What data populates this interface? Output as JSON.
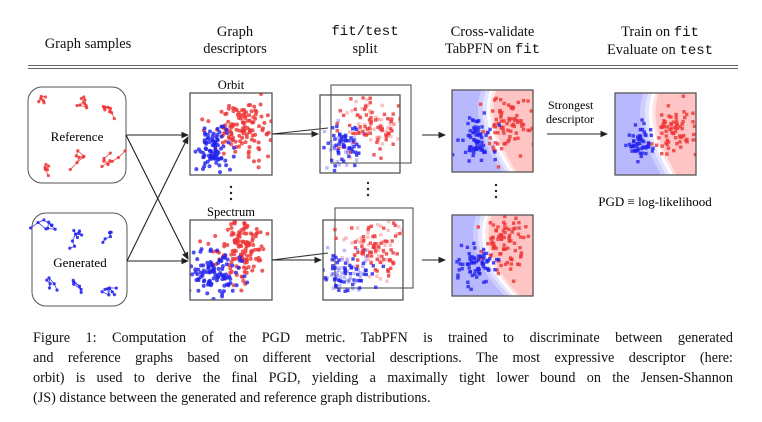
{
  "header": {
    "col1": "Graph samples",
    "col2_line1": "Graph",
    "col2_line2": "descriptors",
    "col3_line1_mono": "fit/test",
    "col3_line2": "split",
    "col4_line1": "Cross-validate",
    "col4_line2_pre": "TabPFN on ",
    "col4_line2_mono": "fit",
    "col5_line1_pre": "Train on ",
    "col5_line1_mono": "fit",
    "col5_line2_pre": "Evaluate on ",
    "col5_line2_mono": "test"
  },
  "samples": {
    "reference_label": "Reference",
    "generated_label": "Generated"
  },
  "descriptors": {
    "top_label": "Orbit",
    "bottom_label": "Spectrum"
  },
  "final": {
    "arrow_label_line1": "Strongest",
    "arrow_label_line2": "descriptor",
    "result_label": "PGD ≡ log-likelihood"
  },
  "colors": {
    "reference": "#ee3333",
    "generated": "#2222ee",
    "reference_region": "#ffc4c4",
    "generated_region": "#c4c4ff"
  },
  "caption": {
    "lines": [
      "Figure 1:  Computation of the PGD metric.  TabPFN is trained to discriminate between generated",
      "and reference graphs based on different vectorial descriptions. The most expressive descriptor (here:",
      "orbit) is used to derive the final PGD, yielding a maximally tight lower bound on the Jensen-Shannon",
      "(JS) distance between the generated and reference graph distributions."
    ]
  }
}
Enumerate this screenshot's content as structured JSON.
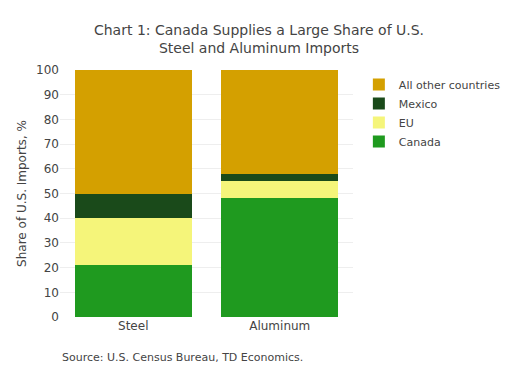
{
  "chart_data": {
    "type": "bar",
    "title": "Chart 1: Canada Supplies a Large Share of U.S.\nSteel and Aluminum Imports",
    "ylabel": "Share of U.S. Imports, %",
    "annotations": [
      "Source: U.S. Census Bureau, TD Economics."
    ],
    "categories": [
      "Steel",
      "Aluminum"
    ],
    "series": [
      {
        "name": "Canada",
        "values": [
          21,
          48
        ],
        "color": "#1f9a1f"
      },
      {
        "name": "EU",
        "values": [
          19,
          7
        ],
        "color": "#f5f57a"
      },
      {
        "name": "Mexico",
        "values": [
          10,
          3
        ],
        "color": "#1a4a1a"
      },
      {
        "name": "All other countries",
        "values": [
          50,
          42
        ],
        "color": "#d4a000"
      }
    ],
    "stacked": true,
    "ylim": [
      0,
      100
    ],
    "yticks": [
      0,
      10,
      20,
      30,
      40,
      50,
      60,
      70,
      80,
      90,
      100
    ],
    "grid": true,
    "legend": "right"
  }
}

WRITTEN INSTRUCTION – Every line of text is to be repeated exactly; pictures are left out.

OUTPUT BELOW –
What data populates this interface? Output as JSON.
{
  "header": {
    "col1": "Graph samples",
    "col2_line1": "Graph",
    "col2_line2": "descriptors",
    "col3_line1_mono": "fit/test",
    "col3_line2": "split",
    "col4_line1": "Cross-validate",
    "col4_line2_pre": "TabPFN on ",
    "col4_line2_mono": "fit",
    "col5_line1_pre": "Train on ",
    "col5_line1_mono": "fit",
    "col5_line2_pre": "Evaluate on ",
    "col5_line2_mono": "test"
  },
  "samples": {
    "reference_label": "Reference",
    "generated_label": "Generated"
  },
  "descriptors": {
    "top_label": "Orbit",
    "bottom_label": "Spectrum"
  },
  "final": {
    "arrow_label_line1": "Strongest",
    "arrow_label_line2": "descriptor",
    "result_label": "PGD ≡ log-likelihood"
  },
  "colors": {
    "reference": "#ee3333",
    "generated": "#2222ee",
    "reference_region": "#ffc4c4",
    "generated_region": "#c4c4ff"
  },
  "caption": {
    "lines": [
      "Figure 1:  Computation of the PGD metric.  TabPFN is trained to discriminate between generated",
      "and reference graphs based on different vectorial descriptions. The most expressive descriptor (here:",
      "orbit) is used to derive the final PGD, yielding a maximally tight lower bound on the Jensen-Shannon",
      "(JS) distance between the generated and reference graph distributions."
    ]
  }
}
Enumerate this screenshot's content as structured JSON.
{
  "chart_data": {
    "type": "bar",
    "title": "Chart 1: Canada Supplies a Large Share of U.S.\nSteel and Aluminum Imports",
    "ylabel": "Share of U.S. Imports, %",
    "annotations": [
      "Source: U.S. Census Bureau, TD Economics."
    ],
    "categories": [
      "Steel",
      "Aluminum"
    ],
    "series": [
      {
        "name": "Canada",
        "values": [
          21,
          48
        ],
        "color": "#1f9a1f"
      },
      {
        "name": "EU",
        "values": [
          19,
          7
        ],
        "color": "#f5f57a"
      },
      {
        "name": "Mexico",
        "values": [
          10,
          3
        ],
        "color": "#1a4a1a"
      },
      {
        "name": "All other countries",
        "values": [
          50,
          42
        ],
        "color": "#d4a000"
      }
    ],
    "stacked": true,
    "ylim": [
      0,
      100
    ],
    "yticks": [
      0,
      10,
      20,
      30,
      40,
      50,
      60,
      70,
      80,
      90,
      100
    ],
    "grid": true,
    "legend": "right"
  }
}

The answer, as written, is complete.